Everything in the listing should be restated word for word.

START DATA SHOWN

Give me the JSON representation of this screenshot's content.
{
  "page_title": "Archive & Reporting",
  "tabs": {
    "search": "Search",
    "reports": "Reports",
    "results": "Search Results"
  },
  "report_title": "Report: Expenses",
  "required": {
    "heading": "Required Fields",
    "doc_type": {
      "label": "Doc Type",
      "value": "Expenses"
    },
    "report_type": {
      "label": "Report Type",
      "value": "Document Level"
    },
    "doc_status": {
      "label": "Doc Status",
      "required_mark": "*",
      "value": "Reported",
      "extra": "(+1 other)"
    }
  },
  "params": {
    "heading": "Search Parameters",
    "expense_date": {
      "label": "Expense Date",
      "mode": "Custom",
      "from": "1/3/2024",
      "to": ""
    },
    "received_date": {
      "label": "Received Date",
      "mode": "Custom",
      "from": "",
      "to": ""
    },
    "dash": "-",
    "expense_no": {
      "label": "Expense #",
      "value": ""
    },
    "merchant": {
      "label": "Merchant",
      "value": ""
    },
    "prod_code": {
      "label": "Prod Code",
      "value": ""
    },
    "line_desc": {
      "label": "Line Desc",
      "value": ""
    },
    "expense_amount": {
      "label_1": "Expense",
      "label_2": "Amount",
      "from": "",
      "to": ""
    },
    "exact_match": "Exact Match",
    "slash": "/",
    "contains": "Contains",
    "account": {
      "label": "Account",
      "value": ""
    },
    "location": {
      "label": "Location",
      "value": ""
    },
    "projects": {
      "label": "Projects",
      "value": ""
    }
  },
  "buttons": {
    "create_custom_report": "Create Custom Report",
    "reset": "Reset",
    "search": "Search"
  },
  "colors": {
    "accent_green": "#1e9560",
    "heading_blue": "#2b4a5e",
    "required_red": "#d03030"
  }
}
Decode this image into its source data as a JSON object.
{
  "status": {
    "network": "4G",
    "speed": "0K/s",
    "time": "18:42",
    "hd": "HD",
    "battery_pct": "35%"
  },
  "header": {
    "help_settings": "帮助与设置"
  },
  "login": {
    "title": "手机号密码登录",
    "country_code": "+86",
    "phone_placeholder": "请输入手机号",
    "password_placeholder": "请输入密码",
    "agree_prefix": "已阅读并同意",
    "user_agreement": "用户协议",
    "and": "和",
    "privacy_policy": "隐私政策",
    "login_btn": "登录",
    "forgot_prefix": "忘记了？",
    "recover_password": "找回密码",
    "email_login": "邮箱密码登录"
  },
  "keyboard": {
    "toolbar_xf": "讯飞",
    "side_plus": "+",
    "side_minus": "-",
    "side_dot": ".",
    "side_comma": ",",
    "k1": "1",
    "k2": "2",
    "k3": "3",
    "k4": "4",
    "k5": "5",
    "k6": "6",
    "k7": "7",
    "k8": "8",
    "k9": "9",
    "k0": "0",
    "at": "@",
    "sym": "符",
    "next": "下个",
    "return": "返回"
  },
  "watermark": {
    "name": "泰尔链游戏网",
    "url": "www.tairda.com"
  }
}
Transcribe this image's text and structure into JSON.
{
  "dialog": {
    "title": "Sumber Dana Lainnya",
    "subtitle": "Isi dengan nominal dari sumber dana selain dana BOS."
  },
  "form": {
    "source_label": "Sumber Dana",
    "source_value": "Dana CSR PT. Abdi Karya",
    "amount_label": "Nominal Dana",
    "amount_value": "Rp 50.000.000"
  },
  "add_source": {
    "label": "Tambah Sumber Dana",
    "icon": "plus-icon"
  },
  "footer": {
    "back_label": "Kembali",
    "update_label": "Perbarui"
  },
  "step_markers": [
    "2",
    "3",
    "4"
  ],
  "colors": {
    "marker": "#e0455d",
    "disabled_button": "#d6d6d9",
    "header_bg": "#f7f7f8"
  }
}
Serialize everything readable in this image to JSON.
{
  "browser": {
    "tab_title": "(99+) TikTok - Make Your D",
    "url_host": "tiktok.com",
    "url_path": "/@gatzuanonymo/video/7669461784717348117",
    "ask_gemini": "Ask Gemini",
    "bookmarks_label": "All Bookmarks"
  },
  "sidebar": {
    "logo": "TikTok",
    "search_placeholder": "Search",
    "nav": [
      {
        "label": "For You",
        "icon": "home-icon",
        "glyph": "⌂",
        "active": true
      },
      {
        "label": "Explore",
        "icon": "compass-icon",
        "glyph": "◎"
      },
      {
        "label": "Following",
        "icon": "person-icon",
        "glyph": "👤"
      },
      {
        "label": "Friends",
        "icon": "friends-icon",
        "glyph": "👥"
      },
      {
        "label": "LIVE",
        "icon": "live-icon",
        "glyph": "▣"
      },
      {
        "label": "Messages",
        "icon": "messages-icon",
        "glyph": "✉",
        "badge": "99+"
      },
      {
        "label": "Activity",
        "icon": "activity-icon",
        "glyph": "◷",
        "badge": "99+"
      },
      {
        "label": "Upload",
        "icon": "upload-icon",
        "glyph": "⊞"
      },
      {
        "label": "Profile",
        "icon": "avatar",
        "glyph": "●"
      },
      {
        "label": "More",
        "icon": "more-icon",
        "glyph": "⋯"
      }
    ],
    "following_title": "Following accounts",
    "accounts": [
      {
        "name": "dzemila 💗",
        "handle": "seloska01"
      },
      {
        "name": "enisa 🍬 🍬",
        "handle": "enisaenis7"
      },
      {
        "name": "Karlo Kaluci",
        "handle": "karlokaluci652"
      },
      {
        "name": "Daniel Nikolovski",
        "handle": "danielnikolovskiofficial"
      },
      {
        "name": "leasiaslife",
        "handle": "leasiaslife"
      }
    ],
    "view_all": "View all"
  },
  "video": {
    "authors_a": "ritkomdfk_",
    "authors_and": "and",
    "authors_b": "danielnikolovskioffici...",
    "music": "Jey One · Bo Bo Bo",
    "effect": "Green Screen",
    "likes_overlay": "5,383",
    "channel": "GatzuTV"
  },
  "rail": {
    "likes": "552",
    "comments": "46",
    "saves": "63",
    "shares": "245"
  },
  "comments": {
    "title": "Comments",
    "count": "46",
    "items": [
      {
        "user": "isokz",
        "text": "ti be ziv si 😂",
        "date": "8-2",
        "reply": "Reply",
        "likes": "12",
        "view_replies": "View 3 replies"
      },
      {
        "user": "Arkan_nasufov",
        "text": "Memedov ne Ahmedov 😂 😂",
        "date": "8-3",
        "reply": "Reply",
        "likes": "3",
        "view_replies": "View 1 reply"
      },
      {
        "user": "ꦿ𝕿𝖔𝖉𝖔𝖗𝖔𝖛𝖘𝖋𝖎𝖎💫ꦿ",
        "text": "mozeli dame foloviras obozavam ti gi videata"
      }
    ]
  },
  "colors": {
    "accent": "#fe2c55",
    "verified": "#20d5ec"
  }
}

END DATA SHOWN

» RIGHT ANSWER
Give me the JSON representation of this screenshot's content.
{
  "page_title": "Archive & Reporting",
  "tabs": {
    "search": "Search",
    "reports": "Reports",
    "results": "Search Results"
  },
  "report_title": "Report: Expenses",
  "required": {
    "heading": "Required Fields",
    "doc_type": {
      "label": "Doc Type",
      "value": "Expenses"
    },
    "report_type": {
      "label": "Report Type",
      "value": "Document Level"
    },
    "doc_status": {
      "label": "Doc Status",
      "required_mark": "*",
      "value": "Reported",
      "extra": "(+1 other)"
    }
  },
  "params": {
    "heading": "Search Parameters",
    "expense_date": {
      "label": "Expense Date",
      "mode": "Custom",
      "from": "1/3/2024",
      "to": ""
    },
    "received_date": {
      "label": "Received Date",
      "mode": "Custom",
      "from": "",
      "to": ""
    },
    "dash": "-",
    "expense_no": {
      "label": "Expense #",
      "value": ""
    },
    "merchant": {
      "label": "Merchant",
      "value": ""
    },
    "prod_code": {
      "label": "Prod Code",
      "value": ""
    },
    "line_desc": {
      "label": "Line Desc",
      "value": ""
    },
    "expense_amount": {
      "label_1": "Expense",
      "label_2": "Amount",
      "from": "",
      "to": ""
    },
    "exact_match": "Exact Match",
    "slash": "/",
    "contains": "Contains",
    "account": {
      "label": "Account",
      "value": ""
    },
    "location": {
      "label": "Location",
      "value": ""
    },
    "projects": {
      "label": "Projects",
      "value": ""
    }
  },
  "buttons": {
    "create_custom_report": "Create Custom Report",
    "reset": "Reset",
    "search": "Search"
  },
  "colors": {
    "accent_green": "#1e9560",
    "heading_blue": "#2b4a5e",
    "required_red": "#d03030"
  }
}
Decode this image into its source data as a JSON object.
{
  "status": {
    "network": "4G",
    "speed": "0K/s",
    "time": "18:42",
    "hd": "HD",
    "battery_pct": "35%"
  },
  "header": {
    "help_settings": "帮助与设置"
  },
  "login": {
    "title": "手机号密码登录",
    "country_code": "+86",
    "phone_placeholder": "请输入手机号",
    "password_placeholder": "请输入密码",
    "agree_prefix": "已阅读并同意",
    "user_agreement": "用户协议",
    "and": "和",
    "privacy_policy": "隐私政策",
    "login_btn": "登录",
    "forgot_prefix": "忘记了？",
    "recover_password": "找回密码",
    "email_login": "邮箱密码登录"
  },
  "keyboard": {
    "toolbar_xf": "讯飞",
    "side_plus": "+",
    "side_minus": "-",
    "side_dot": ".",
    "side_comma": ",",
    "k1": "1",
    "k2": "2",
    "k3": "3",
    "k4": "4",
    "k5": "5",
    "k6": "6",
    "k7": "7",
    "k8": "8",
    "k9": "9",
    "k0": "0",
    "at": "@",
    "sym": "符",
    "next": "下个",
    "return": "返回"
  },
  "watermark": {
    "name": "泰尔链游戏网",
    "url": "www.tairda.com"
  }
}
Transcribe this image's text and structure into JSON.
{
  "dialog": {
    "title": "Sumber Dana Lainnya",
    "subtitle": "Isi dengan nominal dari sumber dana selain dana BOS."
  },
  "form": {
    "source_label": "Sumber Dana",
    "source_value": "Dana CSR PT. Abdi Karya",
    "amount_label": "Nominal Dana",
    "amount_value": "Rp 50.000.000"
  },
  "add_source": {
    "label": "Tambah Sumber Dana",
    "icon": "plus-icon"
  },
  "footer": {
    "back_label": "Kembali",
    "update_label": "Perbarui"
  },
  "step_markers": [
    "2",
    "3",
    "4"
  ],
  "colors": {
    "marker": "#e0455d",
    "disabled_button": "#d6d6d9",
    "header_bg": "#f7f7f8"
  }
}
Serialize everything readable in this image to JSON.
{
  "browser": {
    "tab_title": "(99+) TikTok - Make Your D",
    "url_host": "tiktok.com",
    "url_path": "/@gatzuanonymo/video/7669461784717348117",
    "ask_gemini": "Ask Gemini",
    "bookmarks_label": "All Bookmarks"
  },
  "sidebar": {
    "logo": "TikTok",
    "search_placeholder": "Search",
    "nav": [
      {
        "label": "For You",
        "icon": "home-icon",
        "glyph": "⌂",
        "active": true
      },
      {
        "label": "Explore",
        "icon": "compass-icon",
        "glyph": "◎"
      },
      {
        "label": "Following",
        "icon": "person-icon",
        "glyph": "👤"
      },
      {
        "label": "Friends",
        "icon": "friends-icon",
        "glyph": "👥"
      },
      {
        "label": "LIVE",
        "icon": "live-icon",
        "glyph": "▣"
      },
      {
        "label": "Messages",
        "icon": "messages-icon",
        "glyph": "✉",
        "badge": "99+"
      },
      {
        "label": "Activity",
        "icon": "activity-icon",
        "glyph": "◷",
        "badge": "99+"
      },
      {
        "label": "Upload",
        "icon": "upload-icon",
        "glyph": "⊞"
      },
      {
        "label": "Profile",
        "icon": "avatar",
        "glyph": "●"
      },
      {
        "label": "More",
        "icon": "more-icon",
        "glyph": "⋯"
      }
    ],
    "following_title": "Following accounts",
    "accounts": [
      {
        "name": "dzemila 💗",
        "handle": "seloska01"
      },
      {
        "name": "enisa 🍬 🍬",
        "handle": "enisaenis7"
      },
      {
        "name": "Karlo Kaluci",
        "handle": "karlokaluci652"
      },
      {
        "name": "Daniel Nikolovski",
        "handle": "danielnikolovskiofficial"
      },
      {
        "name": "leasiaslife",
        "handle": "leasiaslife"
      }
    ],
    "view_all": "View all"
  },
  "video": {
    "authors_a": "ritkomdfk_",
    "authors_and": "and",
    "authors_b": "danielnikolovskioffici...",
    "music": "Jey One · Bo Bo Bo",
    "effect": "Green Screen",
    "likes_overlay": "5,383",
    "channel": "GatzuTV"
  },
  "rail": {
    "likes": "552",
    "comments": "46",
    "saves": "63",
    "shares": "245"
  },
  "comments": {
    "title": "Comments",
    "count": "46",
    "items": [
      {
        "user": "isokz",
        "text": "ti be ziv si 😂",
        "date": "8-2",
        "reply": "Reply",
        "likes": "12",
        "view_replies": "View 3 replies"
      },
      {
        "user": "Arkan_nasufov",
        "text": "Memedov ne Ahmedov 😂 😂",
        "date": "8-3",
        "reply": "Reply",
        "likes": "3",
        "view_replies": "View 1 reply"
      },
      {
        "user": "ꦿ𝕿𝖔𝖉𝖔𝖗𝖔𝖛𝖘𝖋𝖎𝖎💫ꦿ",
        "text": "mozeli dame foloviras obozavam ti gi videata"
      }
    ]
  },
  "colors": {
    "accent": "#fe2c55",
    "verified": "#20d5ec"
  }
}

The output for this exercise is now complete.